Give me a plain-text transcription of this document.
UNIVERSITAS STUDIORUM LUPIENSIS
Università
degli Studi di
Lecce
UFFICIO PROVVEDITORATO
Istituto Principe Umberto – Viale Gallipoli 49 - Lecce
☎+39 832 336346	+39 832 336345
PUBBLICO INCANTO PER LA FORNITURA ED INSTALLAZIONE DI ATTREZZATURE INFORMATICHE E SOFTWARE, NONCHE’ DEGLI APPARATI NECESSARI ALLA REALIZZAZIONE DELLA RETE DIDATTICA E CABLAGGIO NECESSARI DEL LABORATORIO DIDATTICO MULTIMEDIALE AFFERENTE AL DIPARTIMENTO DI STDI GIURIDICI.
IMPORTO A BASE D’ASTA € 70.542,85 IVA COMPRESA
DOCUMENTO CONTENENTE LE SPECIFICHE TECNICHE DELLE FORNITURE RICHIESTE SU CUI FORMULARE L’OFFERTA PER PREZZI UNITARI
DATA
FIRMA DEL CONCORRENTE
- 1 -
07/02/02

* * * * *

▶ **What is expected**:
Your task is to repeat every line exactly.

▶ **Answer to the exercise**:
Give me a plain-text transcription of this document.
UNIVERSITAS STUDIORUM LUPIENSIS
Università
degli Studi di
Lecce
UFFICIO PROVVEDITORATO
Istituto Principe Umberto – Viale Gallipoli 49 - Lecce
☎+39 832 336346	+39 832 336345
PUBBLICO INCANTO PER LA FORNITURA ED INSTALLAZIONE DI ATTREZZATURE INFORMATICHE E SOFTWARE, NONCHE’ DEGLI APPARATI NECESSARI ALLA REALIZZAZIONE DELLA RETE DIDATTICA E CABLAGGIO NECESSARI DEL LABORATORIO DIDATTICO MULTIMEDIALE AFFERENTE AL DIPARTIMENTO DI STDI GIURIDICI.
IMPORTO A BASE D’ASTA € 70.542,85 IVA COMPRESA
DOCUMENTO CONTENENTE LE SPECIFICHE TECNICHE DELLE FORNITURE RICHIESTE SU CUI FORMULARE L’OFFERTA PER PREZZI UNITARI
DATA
FIRMA DEL CONCORRENTE
- 1 -
07/02/02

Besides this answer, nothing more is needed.